GIVEN PROBLEM: Reproduce every line of the material below without any changes.

* * * * * * *

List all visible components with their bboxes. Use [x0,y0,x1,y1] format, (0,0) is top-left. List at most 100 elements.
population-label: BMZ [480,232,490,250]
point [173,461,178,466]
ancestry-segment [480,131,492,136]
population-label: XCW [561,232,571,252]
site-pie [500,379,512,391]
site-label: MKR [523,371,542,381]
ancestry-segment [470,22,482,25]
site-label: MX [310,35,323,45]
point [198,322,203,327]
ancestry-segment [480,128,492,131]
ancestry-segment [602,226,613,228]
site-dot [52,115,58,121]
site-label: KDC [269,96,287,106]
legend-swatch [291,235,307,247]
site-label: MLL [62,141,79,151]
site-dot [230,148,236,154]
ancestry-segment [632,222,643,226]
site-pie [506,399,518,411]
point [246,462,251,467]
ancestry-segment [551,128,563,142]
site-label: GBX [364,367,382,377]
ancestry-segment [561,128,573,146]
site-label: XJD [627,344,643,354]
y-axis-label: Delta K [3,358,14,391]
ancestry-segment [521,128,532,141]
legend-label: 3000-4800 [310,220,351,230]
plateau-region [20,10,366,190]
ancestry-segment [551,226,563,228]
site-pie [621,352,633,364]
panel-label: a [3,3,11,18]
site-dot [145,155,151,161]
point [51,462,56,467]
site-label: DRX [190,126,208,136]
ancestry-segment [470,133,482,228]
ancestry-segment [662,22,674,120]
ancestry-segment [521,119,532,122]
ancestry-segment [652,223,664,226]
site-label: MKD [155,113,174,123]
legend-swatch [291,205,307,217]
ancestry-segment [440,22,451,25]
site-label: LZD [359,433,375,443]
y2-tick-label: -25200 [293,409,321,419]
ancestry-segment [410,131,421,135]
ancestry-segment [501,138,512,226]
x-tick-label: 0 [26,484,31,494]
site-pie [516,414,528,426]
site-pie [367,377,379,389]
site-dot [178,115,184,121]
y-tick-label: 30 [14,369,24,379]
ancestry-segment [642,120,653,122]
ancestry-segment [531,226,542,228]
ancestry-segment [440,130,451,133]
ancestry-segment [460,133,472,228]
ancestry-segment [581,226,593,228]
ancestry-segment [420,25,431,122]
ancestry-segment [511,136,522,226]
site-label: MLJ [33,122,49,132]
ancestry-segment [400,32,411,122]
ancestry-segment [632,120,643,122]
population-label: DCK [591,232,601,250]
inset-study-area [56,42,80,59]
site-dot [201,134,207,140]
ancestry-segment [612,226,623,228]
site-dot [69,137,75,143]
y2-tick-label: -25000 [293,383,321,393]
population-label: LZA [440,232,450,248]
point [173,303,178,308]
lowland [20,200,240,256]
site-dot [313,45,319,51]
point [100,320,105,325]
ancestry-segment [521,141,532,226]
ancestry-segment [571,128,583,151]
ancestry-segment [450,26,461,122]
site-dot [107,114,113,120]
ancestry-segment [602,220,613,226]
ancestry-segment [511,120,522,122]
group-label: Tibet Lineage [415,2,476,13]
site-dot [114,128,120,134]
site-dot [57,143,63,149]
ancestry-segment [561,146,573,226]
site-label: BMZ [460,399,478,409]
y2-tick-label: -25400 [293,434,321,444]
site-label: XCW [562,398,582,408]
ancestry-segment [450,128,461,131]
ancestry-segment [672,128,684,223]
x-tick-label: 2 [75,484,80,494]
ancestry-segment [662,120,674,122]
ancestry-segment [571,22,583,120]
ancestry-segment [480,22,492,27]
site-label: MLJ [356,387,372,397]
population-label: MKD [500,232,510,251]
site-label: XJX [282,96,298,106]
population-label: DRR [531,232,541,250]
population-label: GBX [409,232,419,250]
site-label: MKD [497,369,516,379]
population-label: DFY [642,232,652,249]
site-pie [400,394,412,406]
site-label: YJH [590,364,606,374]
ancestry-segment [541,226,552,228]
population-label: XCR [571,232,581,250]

* * * * * * *

SOLUTION:
List all visible components with their bboxes. Use [x0,y0,x1,y1] format, (0,0) is top-left. List at most 100 elements.
population-label: BMZ [480,232,490,250]
point [173,461,178,466]
ancestry-segment [480,131,492,136]
population-label: XCW [561,232,571,252]
site-pie [500,379,512,391]
site-label: MKR [523,371,542,381]
ancestry-segment [470,22,482,25]
site-label: MX [310,35,323,45]
point [198,322,203,327]
ancestry-segment [480,128,492,131]
ancestry-segment [602,226,613,228]
site-dot [52,115,58,121]
site-label: KDC [269,96,287,106]
legend-swatch [291,235,307,247]
site-label: MLL [62,141,79,151]
site-dot [230,148,236,154]
ancestry-segment [632,222,643,226]
site-pie [506,399,518,411]
point [246,462,251,467]
ancestry-segment [551,128,563,142]
site-label: GBX [364,367,382,377]
ancestry-segment [561,128,573,146]
site-label: XJD [627,344,643,354]
y-axis-label: Delta K [3,358,14,391]
ancestry-segment [521,128,532,141]
legend-label: 3000-4800 [310,220,351,230]
plateau-region [20,10,366,190]
ancestry-segment [551,226,563,228]
site-pie [621,352,633,364]
panel-label: a [3,3,11,18]
site-dot [145,155,151,161]
point [51,462,56,467]
site-label: DRX [190,126,208,136]
ancestry-segment [470,133,482,228]
ancestry-segment [662,22,674,120]
ancestry-segment [521,119,532,122]
ancestry-segment [652,223,664,226]
site-label: MKD [155,113,174,123]
legend-swatch [291,205,307,217]
ancestry-segment [440,22,451,25]
site-label: LZD [359,433,375,443]
y2-tick-label: -25200 [293,409,321,419]
ancestry-segment [410,131,421,135]
ancestry-segment [501,138,512,226]
x-tick-label: 0 [26,484,31,494]
site-pie [516,414,528,426]
site-pie [367,377,379,389]
site-dot [178,115,184,121]
y-tick-label: 30 [14,369,24,379]
ancestry-segment [642,120,653,122]
ancestry-segment [531,226,542,228]
ancestry-segment [440,130,451,133]
ancestry-segment [460,133,472,228]
ancestry-segment [581,226,593,228]
ancestry-segment [420,25,431,122]
ancestry-segment [511,136,522,226]
site-label: MLJ [33,122,49,132]
ancestry-segment [400,32,411,122]
ancestry-segment [632,120,643,122]
population-label: DCK [591,232,601,250]
inset-study-area [56,42,80,59]
site-dot [201,134,207,140]
ancestry-segment [612,226,623,228]
site-dot [69,137,75,143]
y2-tick-label: -25000 [293,383,321,393]
population-label: LZA [440,232,450,248]
point [173,303,178,308]
lowland [20,200,240,256]
site-dot [313,45,319,51]
point [100,320,105,325]
ancestry-segment [521,141,532,226]
ancestry-segment [571,128,583,151]
ancestry-segment [450,26,461,122]
site-dot [107,114,113,120]
ancestry-segment [602,220,613,226]
ancestry-segment [511,120,522,122]
group-label: Tibet Lineage [415,2,476,13]
site-dot [114,128,120,134]
site-dot [57,143,63,149]
ancestry-segment [561,146,573,226]
site-label: BMZ [460,399,478,409]
y2-tick-label: -25400 [293,434,321,444]
site-label: XCW [562,398,582,408]
ancestry-segment [450,128,461,131]
ancestry-segment [672,128,684,223]
x-tick-label: 2 [75,484,80,494]
ancestry-segment [662,120,674,122]
ancestry-segment [571,22,583,120]
ancestry-segment [480,22,492,27]
site-label: MLJ [356,387,372,397]
population-label: MKD [500,232,510,251]
site-label: XJX [282,96,298,106]
population-label: DRR [531,232,541,250]
population-label: GBX [409,232,419,250]
site-label: MKD [497,369,516,379]
population-label: DFY [642,232,652,249]
site-pie [400,394,412,406]
site-label: YJH [590,364,606,374]
ancestry-segment [541,226,552,228]
population-label: XCR [571,232,581,250]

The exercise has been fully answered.